→ **EXERCISE MATERIALS**

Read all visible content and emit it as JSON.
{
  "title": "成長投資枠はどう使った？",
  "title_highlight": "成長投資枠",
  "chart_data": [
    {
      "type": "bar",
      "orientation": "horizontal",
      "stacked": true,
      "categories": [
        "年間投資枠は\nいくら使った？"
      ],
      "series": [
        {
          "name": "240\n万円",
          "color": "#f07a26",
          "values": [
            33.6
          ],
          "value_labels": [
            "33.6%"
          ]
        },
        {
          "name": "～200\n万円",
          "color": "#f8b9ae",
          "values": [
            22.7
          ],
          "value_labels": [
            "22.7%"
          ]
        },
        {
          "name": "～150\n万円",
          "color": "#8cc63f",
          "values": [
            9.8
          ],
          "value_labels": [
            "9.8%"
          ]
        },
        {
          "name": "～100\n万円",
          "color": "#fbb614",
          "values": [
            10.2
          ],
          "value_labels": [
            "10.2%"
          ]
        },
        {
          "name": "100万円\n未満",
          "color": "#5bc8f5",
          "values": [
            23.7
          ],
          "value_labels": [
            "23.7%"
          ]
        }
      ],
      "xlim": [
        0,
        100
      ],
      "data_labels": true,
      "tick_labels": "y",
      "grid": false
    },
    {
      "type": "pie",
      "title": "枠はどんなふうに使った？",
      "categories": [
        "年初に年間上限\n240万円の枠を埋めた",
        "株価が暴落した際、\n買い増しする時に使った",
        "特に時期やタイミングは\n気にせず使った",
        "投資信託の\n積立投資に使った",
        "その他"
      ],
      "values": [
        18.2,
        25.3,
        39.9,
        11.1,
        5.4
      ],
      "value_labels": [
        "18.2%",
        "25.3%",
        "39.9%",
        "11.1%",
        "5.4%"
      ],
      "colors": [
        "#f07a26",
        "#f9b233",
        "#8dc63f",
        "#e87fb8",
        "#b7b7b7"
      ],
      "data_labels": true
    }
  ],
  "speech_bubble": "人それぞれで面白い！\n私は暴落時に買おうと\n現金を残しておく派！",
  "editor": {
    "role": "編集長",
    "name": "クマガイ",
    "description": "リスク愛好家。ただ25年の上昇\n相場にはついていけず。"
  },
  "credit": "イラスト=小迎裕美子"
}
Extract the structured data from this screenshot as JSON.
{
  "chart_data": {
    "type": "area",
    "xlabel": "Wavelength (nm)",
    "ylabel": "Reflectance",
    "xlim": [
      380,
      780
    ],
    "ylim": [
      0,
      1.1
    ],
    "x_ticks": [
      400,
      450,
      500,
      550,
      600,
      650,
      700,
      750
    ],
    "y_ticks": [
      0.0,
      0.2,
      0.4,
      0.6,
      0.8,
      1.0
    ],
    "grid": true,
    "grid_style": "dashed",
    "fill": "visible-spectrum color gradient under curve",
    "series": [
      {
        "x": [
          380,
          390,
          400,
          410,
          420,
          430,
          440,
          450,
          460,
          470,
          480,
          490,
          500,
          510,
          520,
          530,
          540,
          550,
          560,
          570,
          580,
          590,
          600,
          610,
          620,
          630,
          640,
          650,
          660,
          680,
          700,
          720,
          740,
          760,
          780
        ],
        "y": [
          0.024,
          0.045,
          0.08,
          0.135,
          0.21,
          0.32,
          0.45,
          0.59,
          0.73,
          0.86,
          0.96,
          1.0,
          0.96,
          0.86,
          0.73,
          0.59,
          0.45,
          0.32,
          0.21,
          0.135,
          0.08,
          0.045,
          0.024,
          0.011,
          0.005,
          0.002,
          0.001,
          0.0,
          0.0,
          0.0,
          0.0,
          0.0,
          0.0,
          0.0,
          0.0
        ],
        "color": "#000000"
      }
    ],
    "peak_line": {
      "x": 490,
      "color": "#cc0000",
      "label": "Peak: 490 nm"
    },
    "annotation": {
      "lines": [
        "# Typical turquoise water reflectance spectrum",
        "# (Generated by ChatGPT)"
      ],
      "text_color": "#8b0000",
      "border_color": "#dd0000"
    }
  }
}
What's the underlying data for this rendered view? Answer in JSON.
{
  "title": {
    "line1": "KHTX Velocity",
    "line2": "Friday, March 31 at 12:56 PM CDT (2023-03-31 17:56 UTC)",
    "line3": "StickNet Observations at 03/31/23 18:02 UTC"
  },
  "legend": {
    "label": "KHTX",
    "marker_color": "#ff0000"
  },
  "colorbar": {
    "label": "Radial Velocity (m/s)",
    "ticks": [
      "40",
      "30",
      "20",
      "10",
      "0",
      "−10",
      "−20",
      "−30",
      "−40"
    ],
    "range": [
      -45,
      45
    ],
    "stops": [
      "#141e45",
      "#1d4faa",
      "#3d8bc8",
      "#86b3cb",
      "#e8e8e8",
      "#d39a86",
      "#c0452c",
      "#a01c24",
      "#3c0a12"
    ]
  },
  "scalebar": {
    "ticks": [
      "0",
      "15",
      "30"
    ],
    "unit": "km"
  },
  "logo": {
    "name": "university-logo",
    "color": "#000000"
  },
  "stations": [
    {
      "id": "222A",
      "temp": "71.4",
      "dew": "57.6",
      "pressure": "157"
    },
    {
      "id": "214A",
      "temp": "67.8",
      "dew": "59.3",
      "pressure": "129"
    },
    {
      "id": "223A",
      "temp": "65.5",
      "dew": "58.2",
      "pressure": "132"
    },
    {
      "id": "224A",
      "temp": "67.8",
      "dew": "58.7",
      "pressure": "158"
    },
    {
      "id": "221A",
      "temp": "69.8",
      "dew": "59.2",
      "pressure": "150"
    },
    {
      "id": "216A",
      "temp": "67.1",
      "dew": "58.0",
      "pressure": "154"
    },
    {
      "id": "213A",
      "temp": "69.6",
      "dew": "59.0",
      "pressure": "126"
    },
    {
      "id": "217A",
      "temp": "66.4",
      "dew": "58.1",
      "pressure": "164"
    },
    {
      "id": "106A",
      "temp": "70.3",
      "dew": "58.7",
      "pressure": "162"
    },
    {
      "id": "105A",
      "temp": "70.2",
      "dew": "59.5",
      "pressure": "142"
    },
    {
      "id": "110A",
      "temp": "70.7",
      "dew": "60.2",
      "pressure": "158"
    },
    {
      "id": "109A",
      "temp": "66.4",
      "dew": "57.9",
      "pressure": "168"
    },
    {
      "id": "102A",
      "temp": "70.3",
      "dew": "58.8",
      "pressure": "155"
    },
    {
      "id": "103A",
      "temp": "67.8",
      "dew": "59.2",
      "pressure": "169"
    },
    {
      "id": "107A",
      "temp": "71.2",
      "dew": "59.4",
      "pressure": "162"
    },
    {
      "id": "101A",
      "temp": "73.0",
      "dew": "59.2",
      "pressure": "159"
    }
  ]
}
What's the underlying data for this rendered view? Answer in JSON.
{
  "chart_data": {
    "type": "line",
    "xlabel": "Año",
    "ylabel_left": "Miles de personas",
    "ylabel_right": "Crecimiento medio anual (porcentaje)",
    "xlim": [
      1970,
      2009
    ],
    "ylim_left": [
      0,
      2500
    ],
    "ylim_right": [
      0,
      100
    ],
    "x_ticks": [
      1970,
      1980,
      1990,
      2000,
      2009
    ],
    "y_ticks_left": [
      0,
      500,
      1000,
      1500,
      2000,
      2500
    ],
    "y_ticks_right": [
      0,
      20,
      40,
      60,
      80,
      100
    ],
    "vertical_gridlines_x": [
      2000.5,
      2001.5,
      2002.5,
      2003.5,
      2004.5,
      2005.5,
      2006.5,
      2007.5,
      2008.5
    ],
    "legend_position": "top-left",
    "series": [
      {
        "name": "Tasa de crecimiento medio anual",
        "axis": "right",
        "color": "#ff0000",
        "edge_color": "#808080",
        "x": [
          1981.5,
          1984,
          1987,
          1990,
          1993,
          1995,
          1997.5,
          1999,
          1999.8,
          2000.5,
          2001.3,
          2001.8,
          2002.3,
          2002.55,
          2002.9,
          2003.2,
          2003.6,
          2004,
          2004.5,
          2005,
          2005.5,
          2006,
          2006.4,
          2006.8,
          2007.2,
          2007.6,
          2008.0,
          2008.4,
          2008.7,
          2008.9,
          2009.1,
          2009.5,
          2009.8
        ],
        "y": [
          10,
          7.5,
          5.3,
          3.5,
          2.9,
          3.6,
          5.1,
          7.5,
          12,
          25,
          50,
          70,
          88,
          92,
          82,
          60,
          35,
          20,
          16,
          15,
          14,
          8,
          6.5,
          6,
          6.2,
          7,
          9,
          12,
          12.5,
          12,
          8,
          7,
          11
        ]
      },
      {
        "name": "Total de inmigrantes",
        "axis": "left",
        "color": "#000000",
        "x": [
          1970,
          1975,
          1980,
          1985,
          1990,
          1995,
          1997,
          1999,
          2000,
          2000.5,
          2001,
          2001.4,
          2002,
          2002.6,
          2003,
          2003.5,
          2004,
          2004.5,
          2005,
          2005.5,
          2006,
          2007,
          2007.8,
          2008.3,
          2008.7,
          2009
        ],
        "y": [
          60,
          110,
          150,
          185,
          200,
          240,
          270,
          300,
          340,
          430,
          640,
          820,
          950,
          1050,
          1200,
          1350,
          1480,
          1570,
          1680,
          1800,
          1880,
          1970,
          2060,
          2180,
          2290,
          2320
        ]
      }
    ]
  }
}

→ **THE EXERCISE**
Filter the records above and return every line that holds the word "anual".

→ **REPLY**
    "ylabel_right": "Crecimiento medio anual (porcentaje)",
        "name": "Tasa de crecimiento medio anual",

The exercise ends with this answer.